- **TASK ITEM**:
In the records that follow, show each line where the word "Marienhöhe" is present.
╭─ GIVEN INFORMATION
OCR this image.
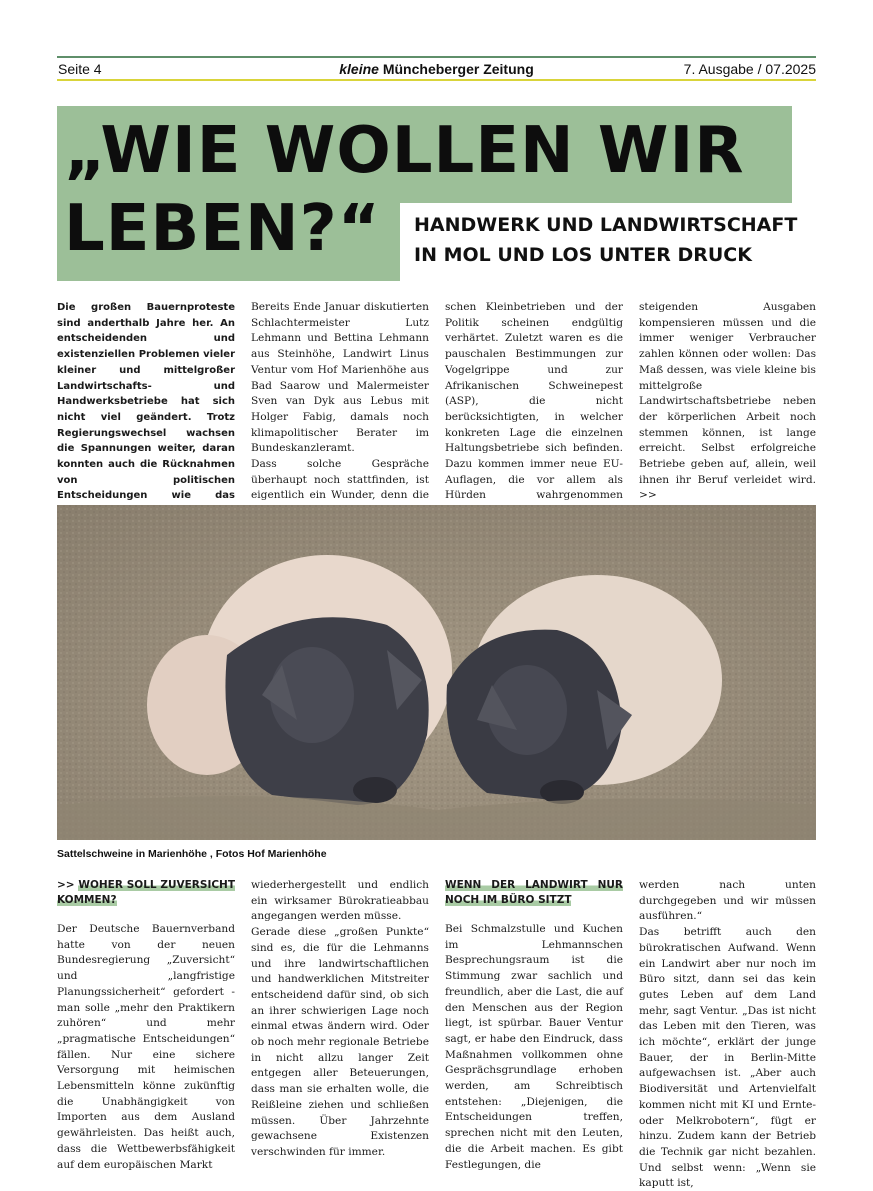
Seite 4	kleine Müncheberger Zeitung	7. Ausgabe / 07.2025
„WIE WOLLEN WIR
LEBEN?“	HANDWERK UND LANDWIRTSCHAFT
IN MOL UND LOS UNTER DRUCK
Die großen Bauernproteste sind anderthalb Jahre her. An entscheidenden und existenziellen Problemen vieler kleiner und mittelgroßer Landwirtschafts- und Handwerksbetriebe hat sich nicht viel geändert. Trotz Regierungswechsel wachsen die Spannungen weiter, daran konnten auch die Rücknahmen von politischen Entscheidungen wie das

Bereits Ende Januar diskutierten Schlachtermeister Lutz Lehmann und Bettina Lehmann aus Steinhöhe, Landwirt Linus Ventur vom Hof Marienhöhe aus Bad Saarow und Malermeister Sven van Dyk aus Lebus mit Holger Fabig, damals noch klimapolitischer Berater im Bundeskanzleramt.

Dass solche Gespräche überhaupt noch stattfinden, ist eigentlich ein Wunder, denn die

schen Kleinbetrieben und der Politik scheinen endgültig verhärtet. Zuletzt waren es die pauschalen Bestimmungen zur Vogelgrippe und zur Afrikanischen Schweinepest (ASP), die nicht berücksichtigten, in welcher konkreten Lage die einzelnen Haltungsbetriebe sich befinden. Dazu kommen immer neue EU-Auflagen, die vor allem als Hürden wahrgenommen
steigenden Ausgaben kompensieren müssen und die immer weniger Verbraucher zahlen können oder wollen: Das Maß dessen, was viele kleine bis mittelgroße Landwirtschaftsbetriebe neben der körperlichen Arbeit noch stemmen können, ist lange erreicht. Selbst erfolgreiche Betriebe geben auf, allein, weil ihnen ihr Beruf verleidet wird. >>
Sattelschweine in Marienhöhe , Fotos Hof Marienhöhe
>> WOHER SOLL ZUVERSICHT KOMMEN?

Der Deutsche Bauernverband hatte von der neuen Bundesregierung „Zuversicht“ und „langfristige Planungssicherheit“ gefordert - man solle „mehr den Praktikern zuhören“ und mehr „pragmatische Entscheidungen“ fällen. Nur eine sichere Versorgung mit heimischen Lebensmitteln könne zukünftig die Unabhängigkeit von Importen aus dem Ausland gewährleisten. Das heißt auch, dass die Wettbewerbsfähigkeit auf dem europäischen Markt

wiederhergestellt und endlich ein wirksamer Bürokratieabbau angegangen werden müsse.

Gerade diese „großen Punkte“ sind es, die für die Lehmanns und ihre landwirtschaftlichen und handwerklichen Mitstreiter entscheidend dafür sind, ob sich an ihrer schwierigen Lage noch einmal etwas ändern wird. Oder ob noch mehr regionale Betriebe in nicht allzu langer Zeit entgegen aller Beteuerungen, dass man sie erhalten wolle, die Reißleine ziehen und schließen müssen. Über Jahrzehnte gewachsene Existenzen verschwinden für immer.

WENN DER LANDWIRT NUR NOCH IM BÜRO SITZT

Bei Schmalzstulle und Kuchen im Lehmannschen Besprechungsraum ist die Stimmung zwar sachlich und freundlich, aber die Last, die auf den Menschen aus der Region liegt, ist spürbar. Bauer Ventur sagt, er habe den Eindruck, dass Maßnahmen vollkommen ohne Gesprächsgrundlage erhoben werden, am Schreibtisch entstehen: „Diejenigen, die Entscheidungen treffen, sprechen nicht mit den Leuten, die die Arbeit machen. Es gibt Festlegungen, die

werden nach unten durchgegeben und wir müssen ausführen.“

Das betrifft auch den bürokratischen Aufwand. Wenn ein Landwirt aber nur noch im Büro sitzt, dann sei das kein gutes Leben auf dem Land mehr, sagt Ventur. „Das ist nicht das Leben mit den Tieren, was ich möchte“, erklärt der junge Bauer, der in Berlin-Mitte aufgewachsen ist. „Aber auch Biodiversität und Artenvielfalt kommen nicht mit KI und Ernte- oder Melkrobotern“, fügt er hinzu. Zudem kann der Betrieb die Technik gar nicht bezahlen. Und selbst wenn: „Wenn sie kaputt ist,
╰─
- **ANSWER SPACE**:
Bereits Ende Januar diskutierten Schlachtermeister Lutz Lehmann und Bettina Lehmann aus Steinhöhe, Landwirt Linus Ventur vom Hof Marienhöhe aus Bad Saarow und Malermeister Sven van Dyk aus Lebus mit Holger Fabig, damals noch klimapolitischer Berater im Bundeskanzleramt.
Sattelschweine in Marienhöhe , Fotos Hof Marienhöhe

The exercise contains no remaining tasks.